DATASET CONTENT:

..............................

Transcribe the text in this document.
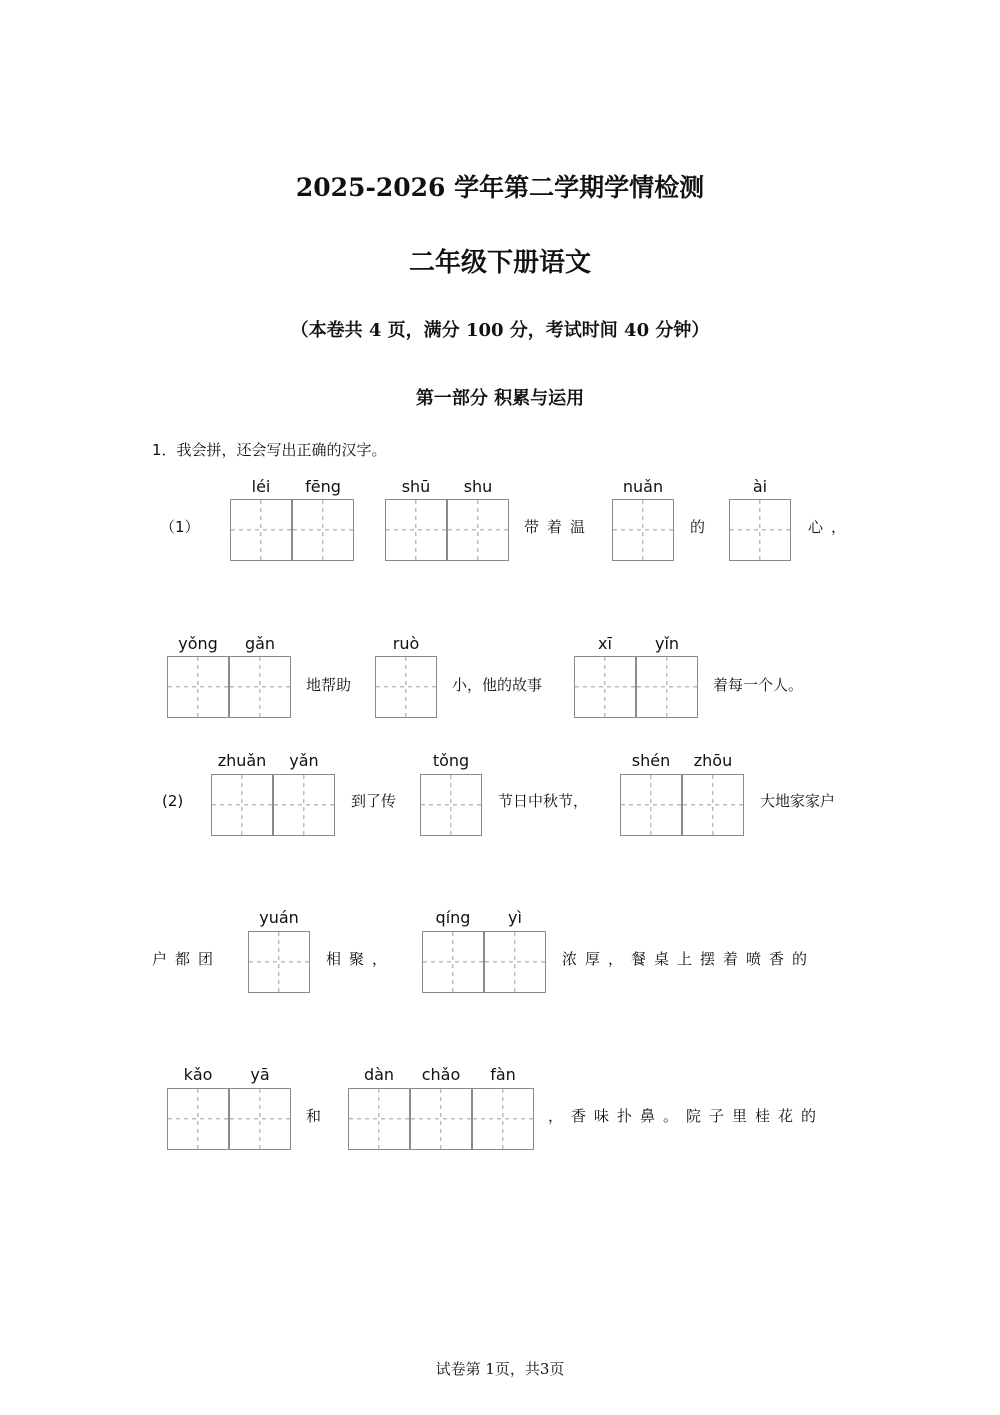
2025-2026 学年第二学期学情检测
二年级下册语文
（本卷共 4 页，满分 100 分，考试时间 40 分钟）
第一部分 积累与运用
1．我会拼，还会写出正确的汉字。
（1）
léi	fēng	shū	shu
带着温
nuǎn
的
ài
心，
yǒng	gǎn
地帮助
ruò
小，他的故事
xī	yǐn
着每一个人。
(2)
zhuǎn	yǎn
到了传
tǒng
节日中秋节，
shén	zhōu
大地家家户
户都团
yuán
相聚，
qíng	yì
浓厚，餐桌上摆着喷香的
kǎo	yā
和
dàn	chǎo	fàn
，香味扑鼻。院子里桂花的
试卷第 1页，共3页
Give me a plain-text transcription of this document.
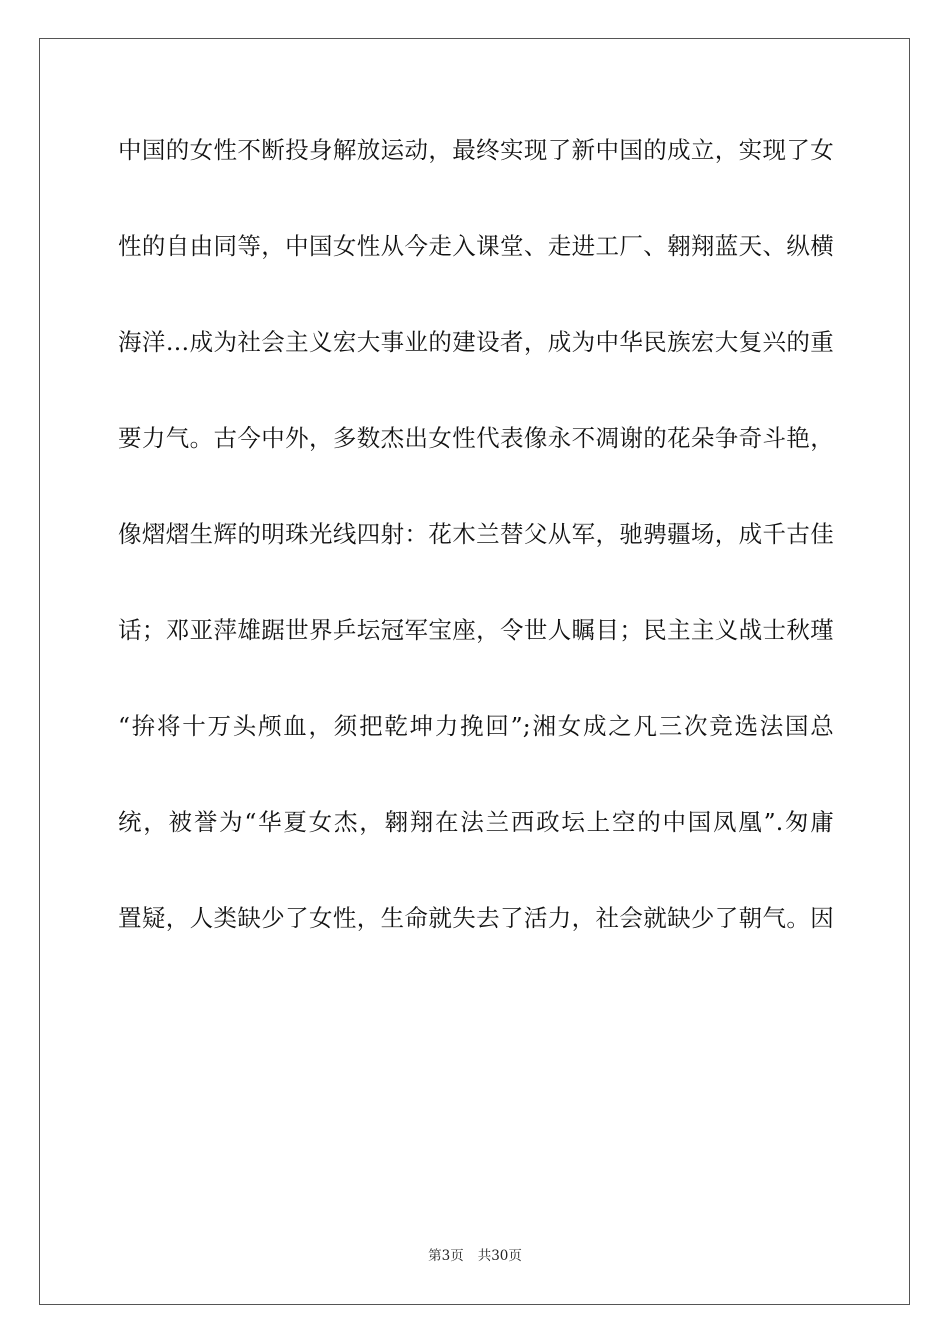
中国的女性不断投身解放运动，最终实现了新中国的成立，实现了女
性的自由同等，中国女性从今走入课堂、走进工厂、翱翔蓝天、纵横
海洋…成为社会主义宏大事业的建设者，成为中华民族宏大复兴的重
要力气。古今中外，多数杰出女性代表像永不凋谢的花朵争奇斗艳，
像熠熠生辉的明珠光线四射：花木兰替父从军，驰骋疆场，成千古佳
话；邓亚萍雄踞世界乒坛冠军宝座，令世人瞩目；民主主义战士秋瑾
“拚将十万头颅血，须把乾坤力挽回”;湘女成之凡三次竞选法国总
统，被誉为“华夏女杰，翱翔在法兰西政坛上空的中国凤凰”.匆庸
置疑，人类缺少了女性，生命就失去了活力，社会就缺少了朝气。因
第3页 共30页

..............................

YOUR TASK:
Starting at the line containing "Give me a plain-text", write out each line through the last one in the listing above, inclusive, and nothing else. Pictures are excluded from the copy.

EXERCISE SOLUTION:
Give me a plain-text transcription of this document.
中国的女性不断投身解放运动，最终实现了新中国的成立，实现了女
性的自由同等，中国女性从今走入课堂、走进工厂、翱翔蓝天、纵横
海洋…成为社会主义宏大事业的建设者，成为中华民族宏大复兴的重
要力气。古今中外，多数杰出女性代表像永不凋谢的花朵争奇斗艳，
像熠熠生辉的明珠光线四射：花木兰替父从军，驰骋疆场，成千古佳
话；邓亚萍雄踞世界乒坛冠军宝座，令世人瞩目；民主主义战士秋瑾
“拚将十万头颅血，须把乾坤力挽回”;湘女成之凡三次竞选法国总
统，被誉为“华夏女杰，翱翔在法兰西政坛上空的中国凤凰”.匆庸
置疑，人类缺少了女性，生命就失去了活力，社会就缺少了朝气。因
第3页 共30页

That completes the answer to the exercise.